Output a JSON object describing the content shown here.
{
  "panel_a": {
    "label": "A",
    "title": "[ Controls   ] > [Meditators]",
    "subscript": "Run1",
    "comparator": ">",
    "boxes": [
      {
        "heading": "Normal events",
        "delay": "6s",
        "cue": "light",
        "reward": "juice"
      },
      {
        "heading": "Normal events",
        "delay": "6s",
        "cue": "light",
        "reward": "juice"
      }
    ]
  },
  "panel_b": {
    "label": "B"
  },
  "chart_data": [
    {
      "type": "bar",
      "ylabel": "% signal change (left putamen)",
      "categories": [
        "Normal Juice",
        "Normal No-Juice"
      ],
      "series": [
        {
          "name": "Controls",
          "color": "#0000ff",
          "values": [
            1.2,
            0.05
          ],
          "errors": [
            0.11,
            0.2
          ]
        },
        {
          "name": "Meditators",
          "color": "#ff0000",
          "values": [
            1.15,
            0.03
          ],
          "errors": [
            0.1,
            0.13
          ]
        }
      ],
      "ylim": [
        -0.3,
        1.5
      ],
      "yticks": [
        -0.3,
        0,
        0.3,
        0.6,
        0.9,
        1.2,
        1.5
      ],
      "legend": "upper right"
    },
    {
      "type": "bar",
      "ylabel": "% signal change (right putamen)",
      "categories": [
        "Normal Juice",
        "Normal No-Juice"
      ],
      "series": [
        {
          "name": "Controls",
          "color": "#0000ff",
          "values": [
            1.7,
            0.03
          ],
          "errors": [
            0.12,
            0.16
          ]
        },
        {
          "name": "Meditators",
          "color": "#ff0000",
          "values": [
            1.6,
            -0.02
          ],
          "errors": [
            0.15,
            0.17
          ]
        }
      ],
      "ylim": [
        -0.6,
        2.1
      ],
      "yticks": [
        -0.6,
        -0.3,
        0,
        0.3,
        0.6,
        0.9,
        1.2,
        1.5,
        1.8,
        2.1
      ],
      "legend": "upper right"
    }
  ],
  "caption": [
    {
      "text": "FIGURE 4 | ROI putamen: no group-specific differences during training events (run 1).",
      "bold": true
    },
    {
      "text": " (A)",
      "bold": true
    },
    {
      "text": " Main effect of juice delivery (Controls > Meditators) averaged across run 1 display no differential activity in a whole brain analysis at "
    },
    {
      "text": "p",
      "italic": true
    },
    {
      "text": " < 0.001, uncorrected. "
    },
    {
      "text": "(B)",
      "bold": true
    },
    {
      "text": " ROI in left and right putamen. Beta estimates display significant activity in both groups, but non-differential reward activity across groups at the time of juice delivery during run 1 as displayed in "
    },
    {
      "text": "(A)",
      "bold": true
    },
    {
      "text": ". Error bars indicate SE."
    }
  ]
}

(Required task): Print every line of the records exactly. Omit nothing.

(Task solution):
Output a JSON object describing the content shown here.
{
  "panel_a": {
    "label": "A",
    "title": "[ Controls   ] > [Meditators]",
    "subscript": "Run1",
    "comparator": ">",
    "boxes": [
      {
        "heading": "Normal events",
        "delay": "6s",
        "cue": "light",
        "reward": "juice"
      },
      {
        "heading": "Normal events",
        "delay": "6s",
        "cue": "light",
        "reward": "juice"
      }
    ]
  },
  "panel_b": {
    "label": "B"
  },
  "chart_data": [
    {
      "type": "bar",
      "ylabel": "% signal change (left putamen)",
      "categories": [
        "Normal Juice",
        "Normal No-Juice"
      ],
      "series": [
        {
          "name": "Controls",
          "color": "#0000ff",
          "values": [
            1.2,
            0.05
          ],
          "errors": [
            0.11,
            0.2
          ]
        },
        {
          "name": "Meditators",
          "color": "#ff0000",
          "values": [
            1.15,
            0.03
          ],
          "errors": [
            0.1,
            0.13
          ]
        }
      ],
      "ylim": [
        -0.3,
        1.5
      ],
      "yticks": [
        -0.3,
        0,
        0.3,
        0.6,
        0.9,
        1.2,
        1.5
      ],
      "legend": "upper right"
    },
    {
      "type": "bar",
      "ylabel": "% signal change (right putamen)",
      "categories": [
        "Normal Juice",
        "Normal No-Juice"
      ],
      "series": [
        {
          "name": "Controls",
          "color": "#0000ff",
          "values": [
            1.7,
            0.03
          ],
          "errors": [
            0.12,
            0.16
          ]
        },
        {
          "name": "Meditators",
          "color": "#ff0000",
          "values": [
            1.6,
            -0.02
          ],
          "errors": [
            0.15,
            0.17
          ]
        }
      ],
      "ylim": [
        -0.6,
        2.1
      ],
      "yticks": [
        -0.6,
        -0.3,
        0,
        0.3,
        0.6,
        0.9,
        1.2,
        1.5,
        1.8,
        2.1
      ],
      "legend": "upper right"
    }
  ],
  "caption": [
    {
      "text": "FIGURE 4 | ROI putamen: no group-specific differences during training events (run 1).",
      "bold": true
    },
    {
      "text": " (A)",
      "bold": true
    },
    {
      "text": " Main effect of juice delivery (Controls > Meditators) averaged across run 1 display no differential activity in a whole brain analysis at "
    },
    {
      "text": "p",
      "italic": true
    },
    {
      "text": " < 0.001, uncorrected. "
    },
    {
      "text": "(B)",
      "bold": true
    },
    {
      "text": " ROI in left and right putamen. Beta estimates display significant activity in both groups, but non-differential reward activity across groups at the time of juice delivery during run 1 as displayed in "
    },
    {
      "text": "(A)",
      "bold": true
    },
    {
      "text": ". Error bars indicate SE."
    }
  ]
}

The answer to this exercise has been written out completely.